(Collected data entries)
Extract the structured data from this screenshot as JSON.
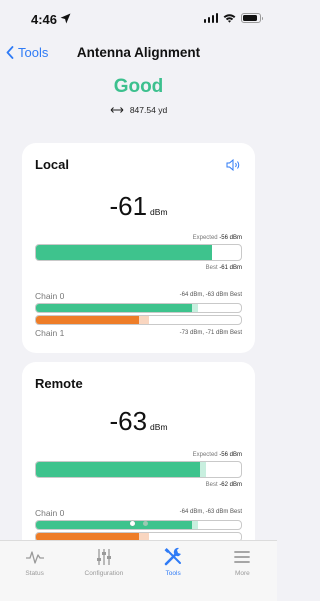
{
  "status_bar": {
    "time": "4:46"
  },
  "nav": {
    "back_label": "Tools",
    "title": "Antenna Alignment"
  },
  "quality": "Good",
  "distance": "847.54 yd",
  "local": {
    "title": "Local",
    "value": "-61",
    "unit": "dBm",
    "expected_label": "Expected",
    "expected_value": "-56 dBm",
    "best_label": "Best",
    "best_value": "-61 dBm",
    "signal_fraction": 0.86,
    "best_fraction": 0.86,
    "chains": [
      {
        "label": "Chain 0",
        "info": "-64 dBm, -63 dBm Best",
        "fill_fraction": 0.76,
        "best_fraction": 0.79,
        "color": "#3ec38d"
      },
      {
        "label": "Chain 1",
        "info": "-73 dBm, -71 dBm Best",
        "fill_fraction": 0.5,
        "best_fraction": 0.55,
        "color": "#ee7d28"
      }
    ]
  },
  "remote": {
    "title": "Remote",
    "value": "-63",
    "unit": "dBm",
    "expected_label": "Expected",
    "expected_value": "-56 dBm",
    "best_label": "Best",
    "best_value": "-62 dBm",
    "signal_fraction": 0.8,
    "best_fraction": 0.83,
    "chains": [
      {
        "label": "Chain 0",
        "info": "-64 dBm, -63 dBm Best",
        "fill_fraction": 0.76,
        "best_fraction": 0.79,
        "color": "#3ec38d"
      },
      {
        "label": "",
        "info": "",
        "fill_fraction": 0.5,
        "best_fraction": 0.55,
        "color": "#ee7d28"
      }
    ]
  },
  "page_dots": {
    "count": 2,
    "active": 0
  },
  "tabs": [
    {
      "label": "Status",
      "icon": "status-waveform-icon",
      "active": false
    },
    {
      "label": "Configuration",
      "icon": "sliders-icon",
      "active": false
    },
    {
      "label": "Tools",
      "icon": "tools-icon",
      "active": true
    },
    {
      "label": "More",
      "icon": "more-menu-icon",
      "active": false
    }
  ],
  "colors": {
    "accent": "#2f7bf6",
    "good": "#3cc08e",
    "signal_green": "#3ec38d",
    "signal_orange": "#ee7d28"
  }
}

* [WHAT YOU WILL DO]: The lines to collect are those holding the string "title"; copy them all.

* [WRITTEN REPLY]:
    "title": "Antenna Alignment"
    "title": "Local",
    "title": "Remote",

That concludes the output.